_Excerpt to read_
--- start ---
As already mentioned, correct fitting halters are so important. I like mine to fit like a performance halter, nose band just a bit below the bottom of the cheeks bones, high enough not to ever touch the chin strap that I use with my Mullen Mouth Liverpool bits. I once saw a very experienced driving instructor have difficulty taking off a headstall when unharnessing. The horse tried to be calm but kept tossing her head. Came to find out, the curb chain had been accidentally laced through the halter chin strap and was caught up in the buckle! Patience and staying calm helped to prevent a bad experience. This horse"s head was larger than a small mini and there was room to see what was going on. Would be difficult to see under a mini chin. I learned from seeing that situation and always try to double check behind myself after attaching my chin straps.

Happy Driving!!


----------



## paintponylvr (Aug 22, 2013)
--- end ---
_Available data_
--- start ---
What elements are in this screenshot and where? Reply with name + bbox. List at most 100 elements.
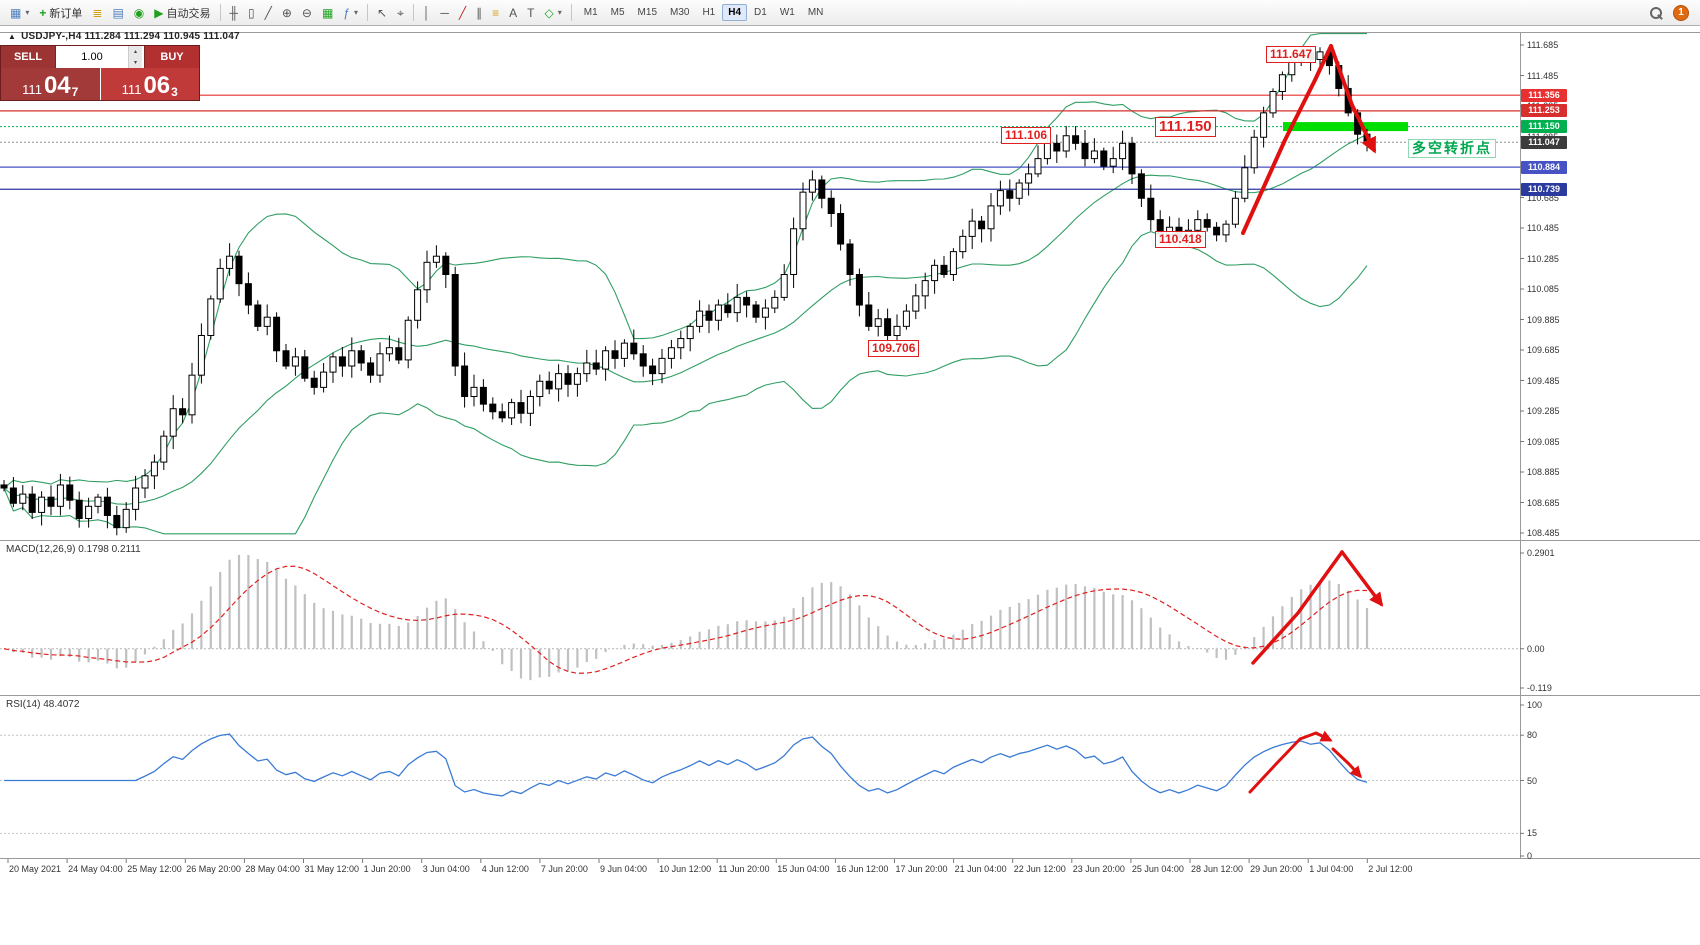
--- end ---
_Tasks_
1 > According to the halter excerpt, what had the curb chain accidentally been laced through?
2 > Echo the halter excerpt word for word, starting with "As already mentioned, correct" and going on through "Happy Driving!!".

_Final answers_
1 > The halter chin strap, where it was caught up in the buckle.

2 >
As already mentioned, correct fitting halters are so important. I like mine to fit like a performance halter, nose band just a bit below the bottom of the cheeks bones, high enough not to ever touch the chin strap that I use with my Mullen Mouth Liverpool bits. I once saw a very experienced driving instructor have difficulty taking off a headstall when unharnessing. The horse tried to be calm but kept tossing her head. Came to find out, the curb chain had been accidentally laced through the halter chin strap and was caught up in the buckle! Patience and staying calm helped to prevent a bad experience. This horse"s head was larger than a small mini and there was room to see what was going on. Would be difficult to see under a mini chin. I learned from seeing that situation and always try to double check behind myself after attaching my chin straps.

Happy Driving!!